## What to work on:
All entries must be extracted exactly, with nothing added or dropped.

────

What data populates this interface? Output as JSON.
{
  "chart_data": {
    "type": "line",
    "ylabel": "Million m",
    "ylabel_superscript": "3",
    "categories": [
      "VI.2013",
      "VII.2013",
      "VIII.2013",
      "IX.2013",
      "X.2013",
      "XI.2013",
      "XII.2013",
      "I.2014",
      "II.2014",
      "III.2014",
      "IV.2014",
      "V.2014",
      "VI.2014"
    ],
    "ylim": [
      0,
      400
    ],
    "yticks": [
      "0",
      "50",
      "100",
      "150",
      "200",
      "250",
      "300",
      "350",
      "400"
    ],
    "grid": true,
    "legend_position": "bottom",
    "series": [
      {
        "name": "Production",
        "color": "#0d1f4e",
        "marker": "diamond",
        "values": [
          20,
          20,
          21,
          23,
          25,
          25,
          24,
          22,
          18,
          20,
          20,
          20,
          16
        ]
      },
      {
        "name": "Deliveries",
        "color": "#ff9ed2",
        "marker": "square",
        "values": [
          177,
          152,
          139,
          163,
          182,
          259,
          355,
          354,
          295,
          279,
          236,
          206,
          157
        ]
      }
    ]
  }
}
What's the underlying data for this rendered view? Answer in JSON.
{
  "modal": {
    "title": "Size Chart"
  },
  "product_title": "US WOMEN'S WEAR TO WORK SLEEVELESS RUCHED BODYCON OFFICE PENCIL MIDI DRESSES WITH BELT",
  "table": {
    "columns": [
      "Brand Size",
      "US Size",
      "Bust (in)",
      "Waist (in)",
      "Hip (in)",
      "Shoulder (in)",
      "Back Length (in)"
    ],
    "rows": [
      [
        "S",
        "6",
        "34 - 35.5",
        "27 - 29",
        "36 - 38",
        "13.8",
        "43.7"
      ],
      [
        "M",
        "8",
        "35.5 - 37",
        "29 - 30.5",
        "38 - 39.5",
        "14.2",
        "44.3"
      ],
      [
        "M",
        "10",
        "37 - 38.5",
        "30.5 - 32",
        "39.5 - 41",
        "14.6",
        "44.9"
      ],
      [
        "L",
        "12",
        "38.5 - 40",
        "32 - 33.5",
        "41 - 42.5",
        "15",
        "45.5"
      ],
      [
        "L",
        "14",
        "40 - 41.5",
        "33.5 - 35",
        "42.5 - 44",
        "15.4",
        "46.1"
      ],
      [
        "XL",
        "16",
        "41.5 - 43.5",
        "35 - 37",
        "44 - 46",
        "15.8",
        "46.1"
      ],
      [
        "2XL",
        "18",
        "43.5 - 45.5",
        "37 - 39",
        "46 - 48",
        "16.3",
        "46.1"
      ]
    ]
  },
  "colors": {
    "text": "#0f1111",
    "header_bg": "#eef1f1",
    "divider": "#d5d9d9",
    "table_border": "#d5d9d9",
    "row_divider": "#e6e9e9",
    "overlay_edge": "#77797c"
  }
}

────

## Exercise answer:
What data populates this interface? Output as JSON.
{
  "chart_data": {
    "type": "line",
    "ylabel": "Million m",
    "ylabel_superscript": "3",
    "categories": [
      "VI.2013",
      "VII.2013",
      "VIII.2013",
      "IX.2013",
      "X.2013",
      "XI.2013",
      "XII.2013",
      "I.2014",
      "II.2014",
      "III.2014",
      "IV.2014",
      "V.2014",
      "VI.2014"
    ],
    "ylim": [
      0,
      400
    ],
    "yticks": [
      "0",
      "50",
      "100",
      "150",
      "200",
      "250",
      "300",
      "350",
      "400"
    ],
    "grid": true,
    "legend_position": "bottom",
    "series": [
      {
        "name": "Production",
        "color": "#0d1f4e",
        "marker": "diamond",
        "values": [
          20,
          20,
          21,
          23,
          25,
          25,
          24,
          22,
          18,
          20,
          20,
          20,
          16
        ]
      },
      {
        "name": "Deliveries",
        "color": "#ff9ed2",
        "marker": "square",
        "values": [
          177,
          152,
          139,
          163,
          182,
          259,
          355,
          354,
          295,
          279,
          236,
          206,
          157
        ]
      }
    ]
  }
}
What's the underlying data for this rendered view? Answer in JSON.
{
  "modal": {
    "title": "Size Chart"
  },
  "product_title": "US WOMEN'S WEAR TO WORK SLEEVELESS RUCHED BODYCON OFFICE PENCIL MIDI DRESSES WITH BELT",
  "table": {
    "columns": [
      "Brand Size",
      "US Size",
      "Bust (in)",
      "Waist (in)",
      "Hip (in)",
      "Shoulder (in)",
      "Back Length (in)"
    ],
    "rows": [
      [
        "S",
        "6",
        "34 - 35.5",
        "27 - 29",
        "36 - 38",
        "13.8",
        "43.7"
      ],
      [
        "M",
        "8",
        "35.5 - 37",
        "29 - 30.5",
        "38 - 39.5",
        "14.2",
        "44.3"
      ],
      [
        "M",
        "10",
        "37 - 38.5",
        "30.5 - 32",
        "39.5 - 41",
        "14.6",
        "44.9"
      ],
      [
        "L",
        "12",
        "38.5 - 40",
        "32 - 33.5",
        "41 - 42.5",
        "15",
        "45.5"
      ],
      [
        "L",
        "14",
        "40 - 41.5",
        "33.5 - 35",
        "42.5 - 44",
        "15.4",
        "46.1"
      ],
      [
        "XL",
        "16",
        "41.5 - 43.5",
        "35 - 37",
        "44 - 46",
        "15.8",
        "46.1"
      ],
      [
        "2XL",
        "18",
        "43.5 - 45.5",
        "37 - 39",
        "46 - 48",
        "16.3",
        "46.1"
      ]
    ]
  },
  "colors": {
    "text": "#0f1111",
    "header_bg": "#eef1f1",
    "divider": "#d5d9d9",
    "table_border": "#d5d9d9",
    "row_divider": "#e6e9e9",
    "overlay_edge": "#77797c"
  }
}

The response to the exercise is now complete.